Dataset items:

(begin)

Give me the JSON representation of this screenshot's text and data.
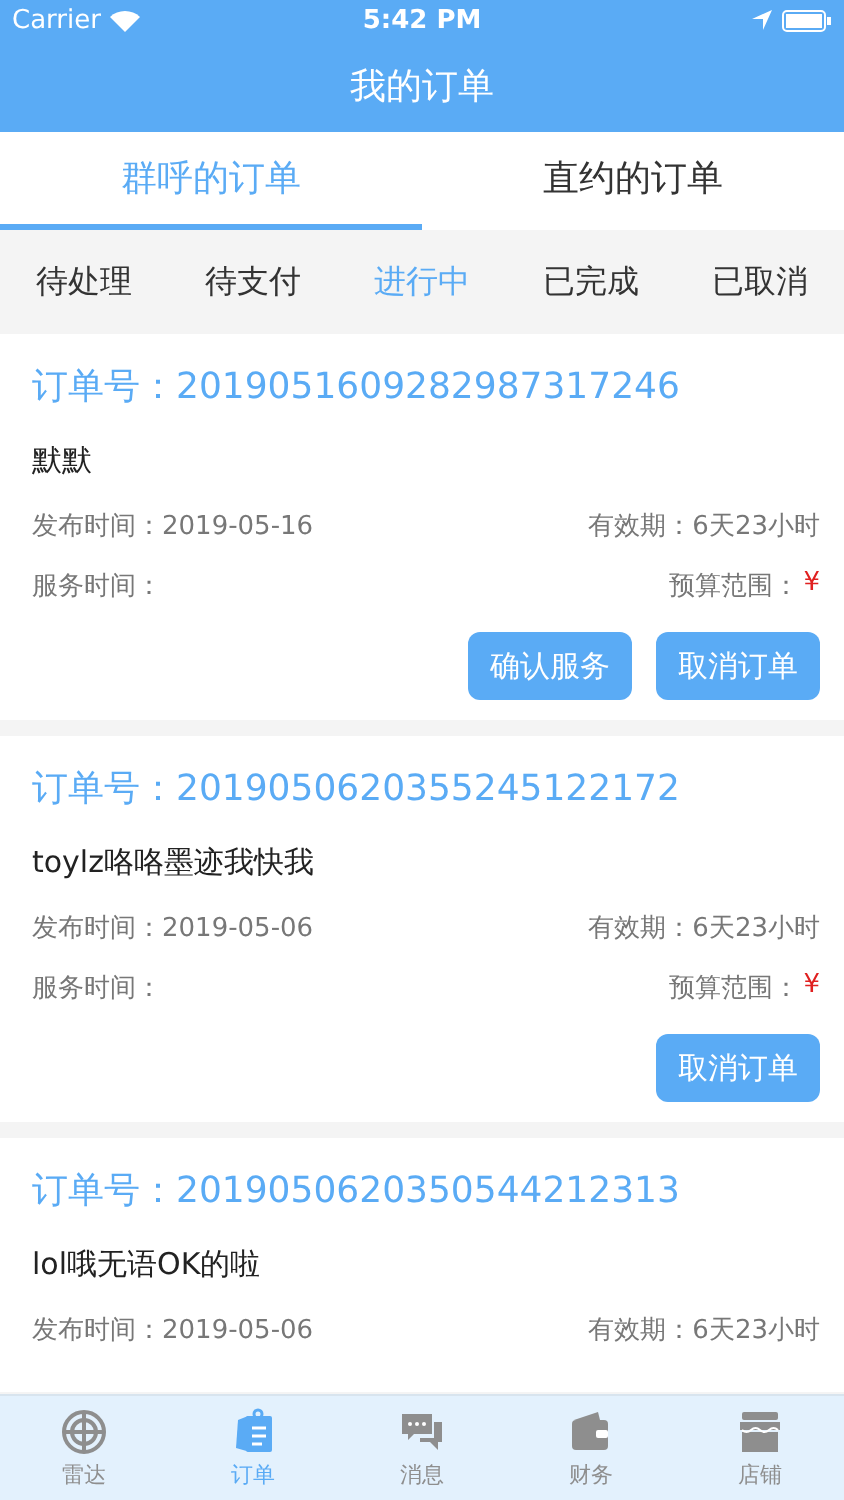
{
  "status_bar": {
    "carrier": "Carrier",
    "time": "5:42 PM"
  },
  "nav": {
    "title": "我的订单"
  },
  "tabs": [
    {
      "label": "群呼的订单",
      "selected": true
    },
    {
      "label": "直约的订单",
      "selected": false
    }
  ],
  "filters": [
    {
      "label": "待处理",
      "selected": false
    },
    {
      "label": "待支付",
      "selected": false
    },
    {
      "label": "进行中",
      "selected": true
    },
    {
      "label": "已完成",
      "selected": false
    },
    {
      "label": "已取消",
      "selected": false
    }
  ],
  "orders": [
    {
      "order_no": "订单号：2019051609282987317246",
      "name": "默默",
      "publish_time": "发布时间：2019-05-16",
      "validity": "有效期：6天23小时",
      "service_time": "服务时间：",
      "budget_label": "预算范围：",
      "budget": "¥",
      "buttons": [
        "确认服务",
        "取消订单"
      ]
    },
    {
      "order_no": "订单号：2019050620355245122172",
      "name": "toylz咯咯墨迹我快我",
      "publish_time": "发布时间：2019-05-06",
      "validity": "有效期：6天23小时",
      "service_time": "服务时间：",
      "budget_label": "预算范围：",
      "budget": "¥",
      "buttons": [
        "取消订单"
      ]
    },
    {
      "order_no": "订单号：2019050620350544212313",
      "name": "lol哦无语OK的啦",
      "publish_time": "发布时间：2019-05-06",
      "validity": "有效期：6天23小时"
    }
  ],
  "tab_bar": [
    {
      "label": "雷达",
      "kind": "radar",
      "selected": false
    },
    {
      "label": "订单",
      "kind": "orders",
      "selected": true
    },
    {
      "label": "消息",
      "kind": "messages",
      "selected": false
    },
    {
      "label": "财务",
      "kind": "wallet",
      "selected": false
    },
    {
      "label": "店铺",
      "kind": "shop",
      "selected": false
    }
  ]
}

(end)

(REQUIRED TASK):
Where a line in the material contains "name", copy that line.

(TASK SOLUTION):
      "name": "默默",
      "name": "toylz咯咯墨迹我快我",
      "name": "lol哦无语OK的啦",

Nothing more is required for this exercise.